Problem requirements: Below is a block of records; repeat all of them exactly.

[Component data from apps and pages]
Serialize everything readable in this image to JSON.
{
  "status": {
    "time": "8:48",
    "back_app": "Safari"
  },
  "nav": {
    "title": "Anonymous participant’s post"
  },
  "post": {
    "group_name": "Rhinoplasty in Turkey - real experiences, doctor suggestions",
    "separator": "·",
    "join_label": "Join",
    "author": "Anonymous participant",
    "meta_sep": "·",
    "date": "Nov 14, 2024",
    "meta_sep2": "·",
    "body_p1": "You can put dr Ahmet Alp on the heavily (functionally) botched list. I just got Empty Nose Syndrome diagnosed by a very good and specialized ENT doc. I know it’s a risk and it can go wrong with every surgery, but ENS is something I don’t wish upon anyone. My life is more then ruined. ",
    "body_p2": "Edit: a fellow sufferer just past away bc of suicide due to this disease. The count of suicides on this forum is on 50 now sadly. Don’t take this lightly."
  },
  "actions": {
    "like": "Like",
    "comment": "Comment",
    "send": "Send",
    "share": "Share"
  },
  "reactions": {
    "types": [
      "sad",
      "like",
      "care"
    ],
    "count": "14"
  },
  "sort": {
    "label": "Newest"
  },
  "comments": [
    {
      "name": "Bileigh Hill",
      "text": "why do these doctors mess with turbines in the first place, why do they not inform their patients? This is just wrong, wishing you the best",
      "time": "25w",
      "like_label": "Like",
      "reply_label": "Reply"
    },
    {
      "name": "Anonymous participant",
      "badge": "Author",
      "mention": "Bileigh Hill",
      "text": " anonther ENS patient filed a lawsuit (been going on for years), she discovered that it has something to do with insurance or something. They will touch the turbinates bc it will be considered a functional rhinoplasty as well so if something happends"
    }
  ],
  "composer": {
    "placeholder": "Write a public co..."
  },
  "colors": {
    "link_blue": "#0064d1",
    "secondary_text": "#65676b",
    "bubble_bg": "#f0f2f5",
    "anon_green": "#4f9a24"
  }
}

Completed task:
Serialize everything readable in this image to JSON.
{
  "status": {
    "time": "8:48",
    "back_app": "Safari"
  },
  "nav": {
    "title": "Anonymous participant’s post"
  },
  "post": {
    "group_name": "Rhinoplasty in Turkey - real experiences, doctor suggestions",
    "separator": "·",
    "join_label": "Join",
    "author": "Anonymous participant",
    "meta_sep": "·",
    "date": "Nov 14, 2024",
    "meta_sep2": "·",
    "body_p1": "You can put dr Ahmet Alp on the heavily (functionally) botched list. I just got Empty Nose Syndrome diagnosed by a very good and specialized ENT doc. I know it’s a risk and it can go wrong with every surgery, but ENS is something I don’t wish upon anyone. My life is more then ruined. ",
    "body_p2": "Edit: a fellow sufferer just past away bc of suicide due to this disease. The count of suicides on this forum is on 50 now sadly. Don’t take this lightly."
  },
  "actions": {
    "like": "Like",
    "comment": "Comment",
    "send": "Send",
    "share": "Share"
  },
  "reactions": {
    "types": [
      "sad",
      "like",
      "care"
    ],
    "count": "14"
  },
  "sort": {
    "label": "Newest"
  },
  "comments": [
    {
      "name": "Bileigh Hill",
      "text": "why do these doctors mess with turbines in the first place, why do they not inform their patients? This is just wrong, wishing you the best",
      "time": "25w",
      "like_label": "Like",
      "reply_label": "Reply"
    },
    {
      "name": "Anonymous participant",
      "badge": "Author",
      "mention": "Bileigh Hill",
      "text": " anonther ENS patient filed a lawsuit (been going on for years), she discovered that it has something to do with insurance or something. They will touch the turbinates bc it will be considered a functional rhinoplasty as well so if something happends"
    }
  ],
  "composer": {
    "placeholder": "Write a public co..."
  },
  "colors": {
    "link_blue": "#0064d1",
    "secondary_text": "#65676b",
    "bubble_bg": "#f0f2f5",
    "anon_green": "#4f9a24"
  }
}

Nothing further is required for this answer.